Data items

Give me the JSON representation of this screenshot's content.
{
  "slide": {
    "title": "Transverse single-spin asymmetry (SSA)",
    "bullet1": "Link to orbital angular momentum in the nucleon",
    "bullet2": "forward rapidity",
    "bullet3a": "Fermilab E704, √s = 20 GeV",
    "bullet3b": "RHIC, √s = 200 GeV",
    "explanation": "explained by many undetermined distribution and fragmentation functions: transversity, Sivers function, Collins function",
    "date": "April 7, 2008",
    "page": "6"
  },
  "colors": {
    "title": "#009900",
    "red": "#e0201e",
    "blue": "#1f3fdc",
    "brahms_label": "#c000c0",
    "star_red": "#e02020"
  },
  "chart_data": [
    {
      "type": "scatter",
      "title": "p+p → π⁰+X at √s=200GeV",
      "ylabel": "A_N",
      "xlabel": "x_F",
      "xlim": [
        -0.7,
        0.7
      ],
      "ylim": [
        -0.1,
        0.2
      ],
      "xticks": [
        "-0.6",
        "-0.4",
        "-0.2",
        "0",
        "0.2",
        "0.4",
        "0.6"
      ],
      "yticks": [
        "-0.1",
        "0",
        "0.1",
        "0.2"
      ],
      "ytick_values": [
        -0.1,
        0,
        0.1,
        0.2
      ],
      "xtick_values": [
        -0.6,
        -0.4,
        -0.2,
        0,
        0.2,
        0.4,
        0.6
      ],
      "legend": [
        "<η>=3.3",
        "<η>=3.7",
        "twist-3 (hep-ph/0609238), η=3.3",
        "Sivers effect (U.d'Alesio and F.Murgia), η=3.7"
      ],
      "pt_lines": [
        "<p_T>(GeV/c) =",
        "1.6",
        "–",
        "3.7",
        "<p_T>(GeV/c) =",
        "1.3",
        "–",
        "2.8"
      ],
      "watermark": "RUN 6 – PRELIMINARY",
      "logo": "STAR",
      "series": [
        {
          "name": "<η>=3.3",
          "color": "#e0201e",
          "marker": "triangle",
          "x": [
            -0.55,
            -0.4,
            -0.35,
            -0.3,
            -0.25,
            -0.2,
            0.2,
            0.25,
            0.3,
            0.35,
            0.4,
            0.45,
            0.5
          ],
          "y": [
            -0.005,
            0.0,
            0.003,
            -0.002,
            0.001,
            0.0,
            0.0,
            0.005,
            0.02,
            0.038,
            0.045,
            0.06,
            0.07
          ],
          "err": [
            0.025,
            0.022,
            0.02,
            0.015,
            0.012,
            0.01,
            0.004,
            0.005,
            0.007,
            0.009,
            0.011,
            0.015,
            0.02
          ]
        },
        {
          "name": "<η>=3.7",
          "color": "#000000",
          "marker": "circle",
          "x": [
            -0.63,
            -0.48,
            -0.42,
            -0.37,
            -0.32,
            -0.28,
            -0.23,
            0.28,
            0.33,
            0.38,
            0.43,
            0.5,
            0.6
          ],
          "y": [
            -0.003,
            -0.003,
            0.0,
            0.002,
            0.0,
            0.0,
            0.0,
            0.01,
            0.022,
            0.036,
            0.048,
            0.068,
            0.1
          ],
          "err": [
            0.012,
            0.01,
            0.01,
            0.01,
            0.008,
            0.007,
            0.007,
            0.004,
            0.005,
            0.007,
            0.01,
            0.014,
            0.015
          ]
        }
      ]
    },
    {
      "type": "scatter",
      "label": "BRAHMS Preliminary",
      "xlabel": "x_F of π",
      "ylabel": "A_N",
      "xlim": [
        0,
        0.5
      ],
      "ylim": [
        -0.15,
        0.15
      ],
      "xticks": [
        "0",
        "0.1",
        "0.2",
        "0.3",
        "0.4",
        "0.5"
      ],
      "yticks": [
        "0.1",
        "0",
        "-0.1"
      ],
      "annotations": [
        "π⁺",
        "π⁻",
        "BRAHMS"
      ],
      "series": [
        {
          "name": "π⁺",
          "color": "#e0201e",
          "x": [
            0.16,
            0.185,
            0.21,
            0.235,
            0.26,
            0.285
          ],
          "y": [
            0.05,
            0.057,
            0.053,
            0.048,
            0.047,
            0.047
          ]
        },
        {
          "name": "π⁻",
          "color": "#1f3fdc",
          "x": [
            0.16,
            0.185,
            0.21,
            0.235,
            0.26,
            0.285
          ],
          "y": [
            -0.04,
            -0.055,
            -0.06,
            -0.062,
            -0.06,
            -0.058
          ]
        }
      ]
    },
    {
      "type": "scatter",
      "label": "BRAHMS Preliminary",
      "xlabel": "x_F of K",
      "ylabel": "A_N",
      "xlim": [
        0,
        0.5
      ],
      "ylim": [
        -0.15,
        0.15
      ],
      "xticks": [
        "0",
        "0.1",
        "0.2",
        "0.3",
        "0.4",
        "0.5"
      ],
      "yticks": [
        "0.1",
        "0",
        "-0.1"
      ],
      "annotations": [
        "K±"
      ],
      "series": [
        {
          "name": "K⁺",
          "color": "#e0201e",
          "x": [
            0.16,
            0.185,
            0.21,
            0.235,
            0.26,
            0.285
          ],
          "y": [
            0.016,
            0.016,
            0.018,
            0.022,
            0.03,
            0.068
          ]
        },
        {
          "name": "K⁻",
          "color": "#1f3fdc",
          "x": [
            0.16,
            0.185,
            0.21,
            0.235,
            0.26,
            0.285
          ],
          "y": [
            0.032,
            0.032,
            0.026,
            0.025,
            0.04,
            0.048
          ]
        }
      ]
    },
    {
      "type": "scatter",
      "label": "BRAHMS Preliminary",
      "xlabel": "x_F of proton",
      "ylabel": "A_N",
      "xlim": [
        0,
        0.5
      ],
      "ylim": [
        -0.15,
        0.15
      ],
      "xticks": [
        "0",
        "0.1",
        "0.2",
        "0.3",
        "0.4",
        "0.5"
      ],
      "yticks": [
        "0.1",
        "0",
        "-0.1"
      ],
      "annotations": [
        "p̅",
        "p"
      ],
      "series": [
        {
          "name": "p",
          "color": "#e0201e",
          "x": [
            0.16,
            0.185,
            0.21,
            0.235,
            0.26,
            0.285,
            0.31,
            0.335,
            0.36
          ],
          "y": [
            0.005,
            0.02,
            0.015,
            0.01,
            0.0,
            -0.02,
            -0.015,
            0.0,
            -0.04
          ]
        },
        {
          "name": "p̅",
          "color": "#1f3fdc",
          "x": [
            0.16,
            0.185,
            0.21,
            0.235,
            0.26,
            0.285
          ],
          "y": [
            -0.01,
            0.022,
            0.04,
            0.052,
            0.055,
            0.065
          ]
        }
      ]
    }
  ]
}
...
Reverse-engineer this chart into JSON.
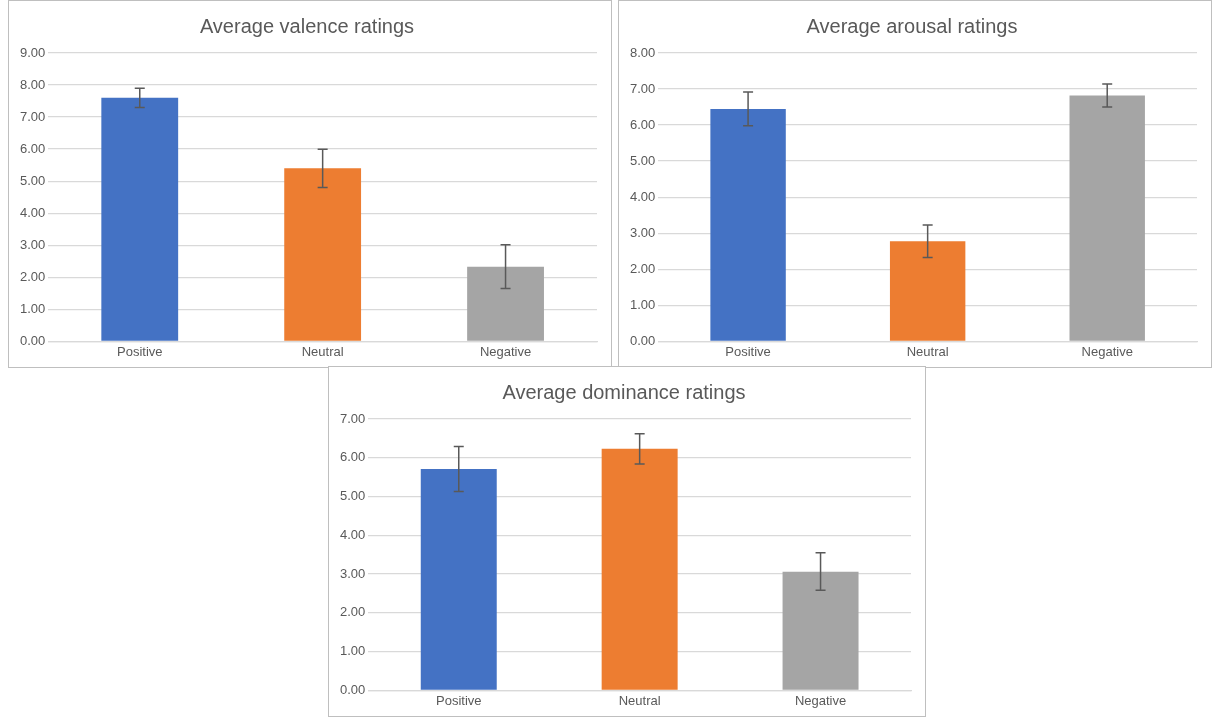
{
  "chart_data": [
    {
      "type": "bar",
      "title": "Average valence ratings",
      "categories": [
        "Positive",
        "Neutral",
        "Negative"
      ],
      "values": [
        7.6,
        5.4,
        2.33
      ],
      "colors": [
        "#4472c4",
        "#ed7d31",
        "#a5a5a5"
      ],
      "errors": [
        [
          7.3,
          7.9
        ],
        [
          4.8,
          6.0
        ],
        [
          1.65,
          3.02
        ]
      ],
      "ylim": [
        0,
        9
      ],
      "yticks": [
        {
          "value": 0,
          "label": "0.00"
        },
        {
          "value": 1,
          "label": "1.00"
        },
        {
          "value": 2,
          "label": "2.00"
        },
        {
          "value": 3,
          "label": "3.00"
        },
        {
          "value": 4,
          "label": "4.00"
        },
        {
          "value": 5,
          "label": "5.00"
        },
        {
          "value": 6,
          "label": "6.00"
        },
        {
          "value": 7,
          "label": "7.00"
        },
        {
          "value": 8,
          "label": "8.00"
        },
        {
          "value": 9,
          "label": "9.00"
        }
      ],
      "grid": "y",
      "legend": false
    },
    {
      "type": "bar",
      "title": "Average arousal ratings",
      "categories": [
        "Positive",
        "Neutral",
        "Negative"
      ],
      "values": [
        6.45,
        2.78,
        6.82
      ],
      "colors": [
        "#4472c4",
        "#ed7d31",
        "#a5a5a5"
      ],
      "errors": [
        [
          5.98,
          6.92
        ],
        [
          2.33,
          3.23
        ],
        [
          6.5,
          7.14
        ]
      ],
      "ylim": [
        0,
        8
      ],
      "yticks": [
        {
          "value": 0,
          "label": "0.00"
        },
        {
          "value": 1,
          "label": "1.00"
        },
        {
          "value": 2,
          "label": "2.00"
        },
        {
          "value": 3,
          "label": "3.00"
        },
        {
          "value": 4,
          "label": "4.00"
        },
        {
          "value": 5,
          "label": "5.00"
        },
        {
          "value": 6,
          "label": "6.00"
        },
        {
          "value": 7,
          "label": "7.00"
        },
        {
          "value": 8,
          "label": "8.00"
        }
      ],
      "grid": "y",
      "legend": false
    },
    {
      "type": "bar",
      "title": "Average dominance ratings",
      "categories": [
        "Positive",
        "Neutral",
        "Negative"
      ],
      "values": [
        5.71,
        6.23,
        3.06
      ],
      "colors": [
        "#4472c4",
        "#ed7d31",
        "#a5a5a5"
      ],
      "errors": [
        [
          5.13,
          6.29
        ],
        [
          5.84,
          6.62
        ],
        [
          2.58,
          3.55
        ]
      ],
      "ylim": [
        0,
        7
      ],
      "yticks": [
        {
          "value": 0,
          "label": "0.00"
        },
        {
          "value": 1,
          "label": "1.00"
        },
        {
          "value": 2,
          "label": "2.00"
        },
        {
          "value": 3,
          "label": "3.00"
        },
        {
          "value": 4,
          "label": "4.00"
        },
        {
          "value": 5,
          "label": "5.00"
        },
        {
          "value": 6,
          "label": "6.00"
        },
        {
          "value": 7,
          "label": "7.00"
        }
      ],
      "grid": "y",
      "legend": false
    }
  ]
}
...
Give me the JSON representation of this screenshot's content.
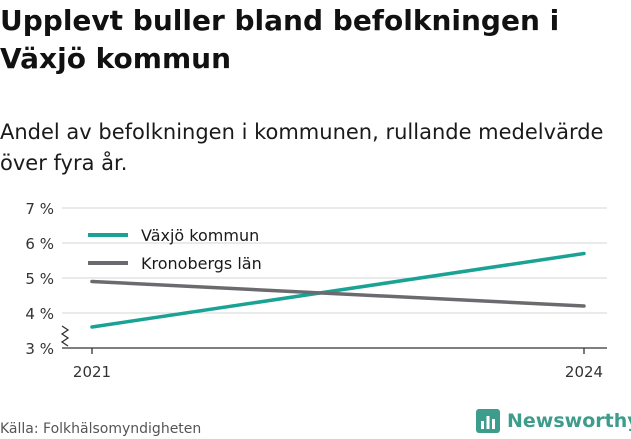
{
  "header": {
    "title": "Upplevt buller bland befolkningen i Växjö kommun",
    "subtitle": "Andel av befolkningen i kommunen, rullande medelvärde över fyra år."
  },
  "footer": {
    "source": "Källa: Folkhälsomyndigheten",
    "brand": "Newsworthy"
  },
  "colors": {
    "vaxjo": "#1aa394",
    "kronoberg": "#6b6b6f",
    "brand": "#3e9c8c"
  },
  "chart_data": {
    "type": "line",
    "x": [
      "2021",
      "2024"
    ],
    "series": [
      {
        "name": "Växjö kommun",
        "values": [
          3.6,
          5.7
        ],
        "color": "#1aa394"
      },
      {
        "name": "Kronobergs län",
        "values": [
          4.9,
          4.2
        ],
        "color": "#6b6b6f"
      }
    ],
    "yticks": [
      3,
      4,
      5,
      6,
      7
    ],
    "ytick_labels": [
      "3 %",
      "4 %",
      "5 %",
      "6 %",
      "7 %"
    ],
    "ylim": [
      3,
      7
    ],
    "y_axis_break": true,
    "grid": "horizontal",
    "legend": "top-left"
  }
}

— GIVEN PROBLEM —
Gather all lines from the listing above in which "Sivers" occurs.

— WRITTEN REPLY —
    "explanation": "explained by many undetermined distribution and fragmentation functions: transversity, Sivers function, Collins function",
        "Sivers effect (U.d'Alesio and F.Murgia), η=3.7"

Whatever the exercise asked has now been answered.